## Aim of the task
Nothing may be dropped or altered: reproduce all the data.

━━━━━━━━━━━━━━━━━━━━━━━━━━━━━━

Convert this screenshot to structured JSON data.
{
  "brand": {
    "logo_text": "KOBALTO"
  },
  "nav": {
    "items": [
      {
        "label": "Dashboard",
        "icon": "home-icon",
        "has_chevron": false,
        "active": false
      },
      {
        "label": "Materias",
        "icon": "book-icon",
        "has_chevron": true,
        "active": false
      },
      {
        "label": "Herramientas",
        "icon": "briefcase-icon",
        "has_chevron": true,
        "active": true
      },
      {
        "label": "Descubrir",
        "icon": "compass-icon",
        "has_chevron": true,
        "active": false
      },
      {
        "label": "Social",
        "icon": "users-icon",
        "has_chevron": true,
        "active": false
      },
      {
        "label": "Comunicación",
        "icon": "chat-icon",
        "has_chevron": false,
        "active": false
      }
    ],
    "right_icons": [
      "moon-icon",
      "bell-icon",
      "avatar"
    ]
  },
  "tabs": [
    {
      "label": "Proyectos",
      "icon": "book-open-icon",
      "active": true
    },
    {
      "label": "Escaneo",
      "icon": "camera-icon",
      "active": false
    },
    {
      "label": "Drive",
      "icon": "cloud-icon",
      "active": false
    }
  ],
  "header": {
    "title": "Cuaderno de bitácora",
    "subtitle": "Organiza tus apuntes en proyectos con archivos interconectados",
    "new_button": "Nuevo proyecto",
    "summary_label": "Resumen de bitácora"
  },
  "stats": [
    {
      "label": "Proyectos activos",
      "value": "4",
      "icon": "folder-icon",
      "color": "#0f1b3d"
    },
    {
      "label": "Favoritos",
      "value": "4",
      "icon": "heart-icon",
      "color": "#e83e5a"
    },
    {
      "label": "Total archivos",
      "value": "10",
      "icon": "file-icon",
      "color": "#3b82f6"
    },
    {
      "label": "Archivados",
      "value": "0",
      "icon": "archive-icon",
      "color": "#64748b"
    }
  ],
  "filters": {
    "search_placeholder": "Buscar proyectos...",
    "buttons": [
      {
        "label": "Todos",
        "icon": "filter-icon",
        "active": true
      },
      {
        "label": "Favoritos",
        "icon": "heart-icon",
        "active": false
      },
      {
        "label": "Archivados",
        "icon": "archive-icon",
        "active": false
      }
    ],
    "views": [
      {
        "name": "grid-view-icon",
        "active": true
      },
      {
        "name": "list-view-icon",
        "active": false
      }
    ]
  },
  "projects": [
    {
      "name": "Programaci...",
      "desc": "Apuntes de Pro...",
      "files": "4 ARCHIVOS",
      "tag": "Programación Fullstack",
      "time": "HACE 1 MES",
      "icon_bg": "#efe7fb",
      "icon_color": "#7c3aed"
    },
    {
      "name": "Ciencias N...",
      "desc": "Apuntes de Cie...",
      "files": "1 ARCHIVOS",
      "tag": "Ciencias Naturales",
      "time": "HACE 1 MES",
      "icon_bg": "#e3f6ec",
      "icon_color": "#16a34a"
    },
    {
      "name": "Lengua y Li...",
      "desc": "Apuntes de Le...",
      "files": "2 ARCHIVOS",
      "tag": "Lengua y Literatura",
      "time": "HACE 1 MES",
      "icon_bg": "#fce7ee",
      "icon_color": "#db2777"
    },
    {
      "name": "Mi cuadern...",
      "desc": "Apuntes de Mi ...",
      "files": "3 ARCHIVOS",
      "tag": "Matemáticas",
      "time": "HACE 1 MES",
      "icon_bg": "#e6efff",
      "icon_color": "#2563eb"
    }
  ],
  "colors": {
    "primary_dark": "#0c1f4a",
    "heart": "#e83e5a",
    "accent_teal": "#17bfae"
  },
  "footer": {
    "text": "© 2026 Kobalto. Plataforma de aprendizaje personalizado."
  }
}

━━━━━━━━━━━━━━━━━━━━━━━━━━━━━━

## Expected output
Convert this screenshot to structured JSON data.
{
  "brand": {
    "logo_text": "KOBALTO"
  },
  "nav": {
    "items": [
      {
        "label": "Dashboard",
        "icon": "home-icon",
        "has_chevron": false,
        "active": false
      },
      {
        "label": "Materias",
        "icon": "book-icon",
        "has_chevron": true,
        "active": false
      },
      {
        "label": "Herramientas",
        "icon": "briefcase-icon",
        "has_chevron": true,
        "active": true
      },
      {
        "label": "Descubrir",
        "icon": "compass-icon",
        "has_chevron": true,
        "active": false
      },
      {
        "label": "Social",
        "icon": "users-icon",
        "has_chevron": true,
        "active": false
      },
      {
        "label": "Comunicación",
        "icon": "chat-icon",
        "has_chevron": false,
        "active": false
      }
    ],
    "right_icons": [
      "moon-icon",
      "bell-icon",
      "avatar"
    ]
  },
  "tabs": [
    {
      "label": "Proyectos",
      "icon": "book-open-icon",
      "active": true
    },
    {
      "label": "Escaneo",
      "icon": "camera-icon",
      "active": false
    },
    {
      "label": "Drive",
      "icon": "cloud-icon",
      "active": false
    }
  ],
  "header": {
    "title": "Cuaderno de bitácora",
    "subtitle": "Organiza tus apuntes en proyectos con archivos interconectados",
    "new_button": "Nuevo proyecto",
    "summary_label": "Resumen de bitácora"
  },
  "stats": [
    {
      "label": "Proyectos activos",
      "value": "4",
      "icon": "folder-icon",
      "color": "#0f1b3d"
    },
    {
      "label": "Favoritos",
      "value": "4",
      "icon": "heart-icon",
      "color": "#e83e5a"
    },
    {
      "label": "Total archivos",
      "value": "10",
      "icon": "file-icon",
      "color": "#3b82f6"
    },
    {
      "label": "Archivados",
      "value": "0",
      "icon": "archive-icon",
      "color": "#64748b"
    }
  ],
  "filters": {
    "search_placeholder": "Buscar proyectos...",
    "buttons": [
      {
        "label": "Todos",
        "icon": "filter-icon",
        "active": true
      },
      {
        "label": "Favoritos",
        "icon": "heart-icon",
        "active": false
      },
      {
        "label": "Archivados",
        "icon": "archive-icon",
        "active": false
      }
    ],
    "views": [
      {
        "name": "grid-view-icon",
        "active": true
      },
      {
        "name": "list-view-icon",
        "active": false
      }
    ]
  },
  "projects": [
    {
      "name": "Programaci...",
      "desc": "Apuntes de Pro...",
      "files": "4 ARCHIVOS",
      "tag": "Programación Fullstack",
      "time": "HACE 1 MES",
      "icon_bg": "#efe7fb",
      "icon_color": "#7c3aed"
    },
    {
      "name": "Ciencias N...",
      "desc": "Apuntes de Cie...",
      "files": "1 ARCHIVOS",
      "tag": "Ciencias Naturales",
      "time": "HACE 1 MES",
      "icon_bg": "#e3f6ec",
      "icon_color": "#16a34a"
    },
    {
      "name": "Lengua y Li...",
      "desc": "Apuntes de Le...",
      "files": "2 ARCHIVOS",
      "tag": "Lengua y Literatura",
      "time": "HACE 1 MES",
      "icon_bg": "#fce7ee",
      "icon_color": "#db2777"
    },
    {
      "name": "Mi cuadern...",
      "desc": "Apuntes de Mi ...",
      "files": "3 ARCHIVOS",
      "tag": "Matemáticas",
      "time": "HACE 1 MES",
      "icon_bg": "#e6efff",
      "icon_color": "#2563eb"
    }
  ],
  "colors": {
    "primary_dark": "#0c1f4a",
    "heart": "#e83e5a",
    "accent_teal": "#17bfae"
  },
  "footer": {
    "text": "© 2026 Kobalto. Plataforma de aprendizaje personalizado."
  }
}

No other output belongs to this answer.